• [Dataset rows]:

........

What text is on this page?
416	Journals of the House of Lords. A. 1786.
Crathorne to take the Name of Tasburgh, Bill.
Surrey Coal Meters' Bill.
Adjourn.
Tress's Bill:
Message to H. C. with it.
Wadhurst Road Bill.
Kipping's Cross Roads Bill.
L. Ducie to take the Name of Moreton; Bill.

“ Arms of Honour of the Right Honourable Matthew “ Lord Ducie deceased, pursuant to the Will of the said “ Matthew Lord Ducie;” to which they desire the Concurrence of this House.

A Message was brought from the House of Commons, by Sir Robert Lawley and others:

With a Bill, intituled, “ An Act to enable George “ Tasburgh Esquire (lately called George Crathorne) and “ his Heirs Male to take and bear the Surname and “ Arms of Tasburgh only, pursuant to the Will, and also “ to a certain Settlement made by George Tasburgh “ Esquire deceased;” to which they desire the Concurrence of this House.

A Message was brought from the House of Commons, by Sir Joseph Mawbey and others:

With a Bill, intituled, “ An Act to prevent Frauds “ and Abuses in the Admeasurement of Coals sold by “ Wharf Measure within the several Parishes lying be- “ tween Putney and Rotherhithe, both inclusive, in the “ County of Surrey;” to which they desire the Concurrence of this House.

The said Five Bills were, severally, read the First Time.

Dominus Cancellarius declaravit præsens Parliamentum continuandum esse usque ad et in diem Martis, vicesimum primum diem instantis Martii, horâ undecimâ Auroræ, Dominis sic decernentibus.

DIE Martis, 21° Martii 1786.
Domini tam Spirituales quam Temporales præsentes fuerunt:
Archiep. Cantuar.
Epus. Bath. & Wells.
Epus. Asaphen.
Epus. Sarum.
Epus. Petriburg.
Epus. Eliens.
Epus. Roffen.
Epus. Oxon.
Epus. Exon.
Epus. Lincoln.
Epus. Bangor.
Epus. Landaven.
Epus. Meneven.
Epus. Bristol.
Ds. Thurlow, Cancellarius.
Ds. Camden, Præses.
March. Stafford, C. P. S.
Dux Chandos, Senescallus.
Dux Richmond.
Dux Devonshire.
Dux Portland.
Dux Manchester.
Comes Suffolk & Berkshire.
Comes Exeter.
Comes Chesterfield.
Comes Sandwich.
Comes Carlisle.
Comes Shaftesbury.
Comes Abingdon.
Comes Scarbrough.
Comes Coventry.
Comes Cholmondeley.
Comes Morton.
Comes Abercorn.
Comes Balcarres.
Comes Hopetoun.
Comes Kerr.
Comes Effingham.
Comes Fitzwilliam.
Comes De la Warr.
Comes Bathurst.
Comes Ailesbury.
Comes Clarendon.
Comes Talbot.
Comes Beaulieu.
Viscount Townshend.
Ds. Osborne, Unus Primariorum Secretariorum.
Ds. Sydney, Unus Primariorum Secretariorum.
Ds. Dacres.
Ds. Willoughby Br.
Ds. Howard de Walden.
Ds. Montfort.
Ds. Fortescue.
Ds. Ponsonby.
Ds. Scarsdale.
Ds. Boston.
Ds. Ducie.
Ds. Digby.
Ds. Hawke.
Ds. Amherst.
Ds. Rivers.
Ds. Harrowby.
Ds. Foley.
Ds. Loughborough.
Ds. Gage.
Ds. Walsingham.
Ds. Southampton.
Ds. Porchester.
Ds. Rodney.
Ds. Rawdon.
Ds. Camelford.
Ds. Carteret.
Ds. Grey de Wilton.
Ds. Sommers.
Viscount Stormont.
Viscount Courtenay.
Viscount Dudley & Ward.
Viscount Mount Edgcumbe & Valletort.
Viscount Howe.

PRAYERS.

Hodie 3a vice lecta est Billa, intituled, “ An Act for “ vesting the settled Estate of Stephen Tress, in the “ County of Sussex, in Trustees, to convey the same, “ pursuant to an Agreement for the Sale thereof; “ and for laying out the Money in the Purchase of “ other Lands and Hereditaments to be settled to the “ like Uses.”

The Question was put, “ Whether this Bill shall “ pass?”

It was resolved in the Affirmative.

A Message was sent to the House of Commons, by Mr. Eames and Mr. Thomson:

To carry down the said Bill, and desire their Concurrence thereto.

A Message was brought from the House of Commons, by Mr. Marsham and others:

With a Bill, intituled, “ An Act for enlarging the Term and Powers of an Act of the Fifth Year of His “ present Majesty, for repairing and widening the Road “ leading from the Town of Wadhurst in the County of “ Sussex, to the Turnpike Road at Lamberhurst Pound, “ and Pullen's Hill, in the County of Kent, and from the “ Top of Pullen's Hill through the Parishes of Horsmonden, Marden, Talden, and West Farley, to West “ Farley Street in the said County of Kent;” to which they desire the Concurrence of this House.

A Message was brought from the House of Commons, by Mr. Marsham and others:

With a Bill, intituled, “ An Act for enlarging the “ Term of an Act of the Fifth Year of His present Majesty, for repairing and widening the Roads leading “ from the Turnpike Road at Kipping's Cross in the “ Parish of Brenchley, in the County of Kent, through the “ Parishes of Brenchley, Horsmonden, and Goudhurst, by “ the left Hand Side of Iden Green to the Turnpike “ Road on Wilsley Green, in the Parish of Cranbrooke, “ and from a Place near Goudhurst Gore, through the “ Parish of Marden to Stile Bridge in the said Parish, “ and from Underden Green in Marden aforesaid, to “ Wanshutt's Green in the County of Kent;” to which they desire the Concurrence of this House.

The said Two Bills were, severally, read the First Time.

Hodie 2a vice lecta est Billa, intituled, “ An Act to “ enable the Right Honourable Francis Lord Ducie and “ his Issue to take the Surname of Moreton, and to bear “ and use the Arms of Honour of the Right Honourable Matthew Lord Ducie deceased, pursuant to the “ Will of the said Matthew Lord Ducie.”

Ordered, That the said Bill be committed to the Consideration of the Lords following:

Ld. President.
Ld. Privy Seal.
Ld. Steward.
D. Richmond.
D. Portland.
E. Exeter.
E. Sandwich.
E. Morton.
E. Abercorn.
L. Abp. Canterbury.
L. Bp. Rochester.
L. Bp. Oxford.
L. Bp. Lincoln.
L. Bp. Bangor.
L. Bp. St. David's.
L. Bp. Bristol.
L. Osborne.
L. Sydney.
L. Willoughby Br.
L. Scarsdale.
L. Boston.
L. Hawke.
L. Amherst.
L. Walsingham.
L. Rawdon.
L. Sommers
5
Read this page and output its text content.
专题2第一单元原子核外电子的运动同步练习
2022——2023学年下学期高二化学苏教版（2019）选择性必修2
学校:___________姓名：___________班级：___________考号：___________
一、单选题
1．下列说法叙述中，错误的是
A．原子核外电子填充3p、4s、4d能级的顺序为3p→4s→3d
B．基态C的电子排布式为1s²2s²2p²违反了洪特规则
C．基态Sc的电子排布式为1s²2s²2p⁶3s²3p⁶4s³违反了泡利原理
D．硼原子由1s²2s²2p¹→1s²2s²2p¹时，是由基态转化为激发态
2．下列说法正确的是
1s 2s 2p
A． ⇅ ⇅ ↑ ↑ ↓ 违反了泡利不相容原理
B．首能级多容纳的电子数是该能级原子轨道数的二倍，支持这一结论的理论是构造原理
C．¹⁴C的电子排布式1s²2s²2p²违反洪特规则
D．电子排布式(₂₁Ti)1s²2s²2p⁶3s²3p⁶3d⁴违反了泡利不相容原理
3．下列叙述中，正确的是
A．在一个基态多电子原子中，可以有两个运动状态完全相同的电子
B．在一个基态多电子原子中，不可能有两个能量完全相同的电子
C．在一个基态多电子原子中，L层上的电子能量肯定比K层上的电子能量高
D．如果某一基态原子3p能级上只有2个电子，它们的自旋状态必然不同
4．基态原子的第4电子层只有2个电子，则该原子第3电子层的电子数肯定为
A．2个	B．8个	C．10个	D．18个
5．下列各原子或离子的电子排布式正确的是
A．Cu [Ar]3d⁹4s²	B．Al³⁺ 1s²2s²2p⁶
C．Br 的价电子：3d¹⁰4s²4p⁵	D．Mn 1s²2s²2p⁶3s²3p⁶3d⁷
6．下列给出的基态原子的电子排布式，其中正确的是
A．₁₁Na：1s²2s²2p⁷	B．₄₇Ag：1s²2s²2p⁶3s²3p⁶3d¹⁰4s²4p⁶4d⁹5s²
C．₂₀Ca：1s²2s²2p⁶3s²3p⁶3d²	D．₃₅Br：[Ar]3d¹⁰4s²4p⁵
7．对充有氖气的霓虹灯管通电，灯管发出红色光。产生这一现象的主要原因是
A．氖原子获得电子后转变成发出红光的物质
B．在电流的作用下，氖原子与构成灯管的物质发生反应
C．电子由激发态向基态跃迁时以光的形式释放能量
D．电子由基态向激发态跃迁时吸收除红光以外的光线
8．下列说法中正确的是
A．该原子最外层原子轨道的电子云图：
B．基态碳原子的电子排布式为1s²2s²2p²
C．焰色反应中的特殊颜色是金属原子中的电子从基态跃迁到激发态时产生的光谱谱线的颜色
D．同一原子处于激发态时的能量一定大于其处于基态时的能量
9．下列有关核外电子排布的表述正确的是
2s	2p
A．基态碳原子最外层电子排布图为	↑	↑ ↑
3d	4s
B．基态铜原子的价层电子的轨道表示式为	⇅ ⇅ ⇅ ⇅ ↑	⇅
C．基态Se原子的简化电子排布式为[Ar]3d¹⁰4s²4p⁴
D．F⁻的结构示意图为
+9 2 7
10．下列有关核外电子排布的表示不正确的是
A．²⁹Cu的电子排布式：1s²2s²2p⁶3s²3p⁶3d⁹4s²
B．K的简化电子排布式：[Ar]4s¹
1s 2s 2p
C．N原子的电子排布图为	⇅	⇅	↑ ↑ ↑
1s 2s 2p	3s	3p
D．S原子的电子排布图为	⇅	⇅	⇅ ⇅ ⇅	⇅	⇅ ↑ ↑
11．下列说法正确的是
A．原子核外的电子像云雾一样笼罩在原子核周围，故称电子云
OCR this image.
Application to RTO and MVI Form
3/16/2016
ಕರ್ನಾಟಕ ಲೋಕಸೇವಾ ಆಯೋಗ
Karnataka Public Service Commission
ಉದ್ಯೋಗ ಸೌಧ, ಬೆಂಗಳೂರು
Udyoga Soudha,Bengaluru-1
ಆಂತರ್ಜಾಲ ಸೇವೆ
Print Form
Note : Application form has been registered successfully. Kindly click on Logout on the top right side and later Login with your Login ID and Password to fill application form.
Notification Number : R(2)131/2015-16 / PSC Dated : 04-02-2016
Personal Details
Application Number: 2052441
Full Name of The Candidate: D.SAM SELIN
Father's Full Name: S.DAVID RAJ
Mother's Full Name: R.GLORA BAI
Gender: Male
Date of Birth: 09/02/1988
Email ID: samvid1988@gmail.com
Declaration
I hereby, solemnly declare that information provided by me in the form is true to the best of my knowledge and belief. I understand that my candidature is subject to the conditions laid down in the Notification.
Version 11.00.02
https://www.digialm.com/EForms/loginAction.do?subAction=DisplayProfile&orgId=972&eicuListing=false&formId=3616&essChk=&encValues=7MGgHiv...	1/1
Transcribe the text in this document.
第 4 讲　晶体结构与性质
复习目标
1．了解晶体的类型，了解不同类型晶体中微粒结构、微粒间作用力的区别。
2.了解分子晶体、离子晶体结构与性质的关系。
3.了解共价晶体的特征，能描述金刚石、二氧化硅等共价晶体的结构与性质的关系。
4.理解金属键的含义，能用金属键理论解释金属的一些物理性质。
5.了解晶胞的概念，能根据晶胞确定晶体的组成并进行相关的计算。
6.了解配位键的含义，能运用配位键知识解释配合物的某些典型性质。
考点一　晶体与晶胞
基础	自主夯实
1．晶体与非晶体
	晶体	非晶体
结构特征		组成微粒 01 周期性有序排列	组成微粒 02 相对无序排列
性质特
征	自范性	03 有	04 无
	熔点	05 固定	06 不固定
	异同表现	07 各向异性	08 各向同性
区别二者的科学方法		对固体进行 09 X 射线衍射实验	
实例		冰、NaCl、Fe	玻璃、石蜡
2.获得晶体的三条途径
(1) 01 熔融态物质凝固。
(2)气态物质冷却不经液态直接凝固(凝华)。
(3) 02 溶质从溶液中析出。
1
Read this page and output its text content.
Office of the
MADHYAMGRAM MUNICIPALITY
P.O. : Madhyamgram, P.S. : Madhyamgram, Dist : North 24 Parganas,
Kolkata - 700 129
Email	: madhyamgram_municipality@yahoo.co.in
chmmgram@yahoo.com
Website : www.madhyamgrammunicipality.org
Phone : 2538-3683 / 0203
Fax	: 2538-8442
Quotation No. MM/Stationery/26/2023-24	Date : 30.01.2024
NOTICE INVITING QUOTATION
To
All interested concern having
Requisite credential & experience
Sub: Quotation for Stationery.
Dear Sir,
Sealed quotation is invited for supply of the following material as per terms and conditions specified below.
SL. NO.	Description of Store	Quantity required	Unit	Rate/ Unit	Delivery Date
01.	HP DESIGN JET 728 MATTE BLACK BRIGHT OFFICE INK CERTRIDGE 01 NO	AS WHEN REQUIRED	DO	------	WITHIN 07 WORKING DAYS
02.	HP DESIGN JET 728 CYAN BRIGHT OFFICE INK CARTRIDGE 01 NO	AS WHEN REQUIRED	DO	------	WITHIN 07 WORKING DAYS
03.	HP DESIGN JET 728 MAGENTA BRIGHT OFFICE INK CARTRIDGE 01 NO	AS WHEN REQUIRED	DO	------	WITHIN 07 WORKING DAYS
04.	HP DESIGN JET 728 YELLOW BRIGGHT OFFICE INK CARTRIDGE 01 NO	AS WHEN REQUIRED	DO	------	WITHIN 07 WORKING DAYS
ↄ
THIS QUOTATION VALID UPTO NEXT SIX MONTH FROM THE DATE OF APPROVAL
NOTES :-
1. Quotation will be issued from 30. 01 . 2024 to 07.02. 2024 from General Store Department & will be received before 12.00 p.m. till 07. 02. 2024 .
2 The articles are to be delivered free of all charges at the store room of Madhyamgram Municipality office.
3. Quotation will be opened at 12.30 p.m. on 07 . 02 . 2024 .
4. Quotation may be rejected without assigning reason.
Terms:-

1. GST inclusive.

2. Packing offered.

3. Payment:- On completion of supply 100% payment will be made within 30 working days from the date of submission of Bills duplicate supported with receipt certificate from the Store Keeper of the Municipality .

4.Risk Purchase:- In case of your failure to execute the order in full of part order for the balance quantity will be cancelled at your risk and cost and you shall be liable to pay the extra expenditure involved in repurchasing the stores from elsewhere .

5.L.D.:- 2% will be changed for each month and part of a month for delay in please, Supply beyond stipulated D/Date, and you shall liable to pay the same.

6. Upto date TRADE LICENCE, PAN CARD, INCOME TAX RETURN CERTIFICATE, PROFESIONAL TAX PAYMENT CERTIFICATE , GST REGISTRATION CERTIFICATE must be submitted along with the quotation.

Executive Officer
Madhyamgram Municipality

........

• [Requirement]: Filter the entries down to the lines with the word "were" in them.

• [Problem solution]:
The said Five Bills were, severally, read the First Time.
The said Two Bills were, severally, read the First Time.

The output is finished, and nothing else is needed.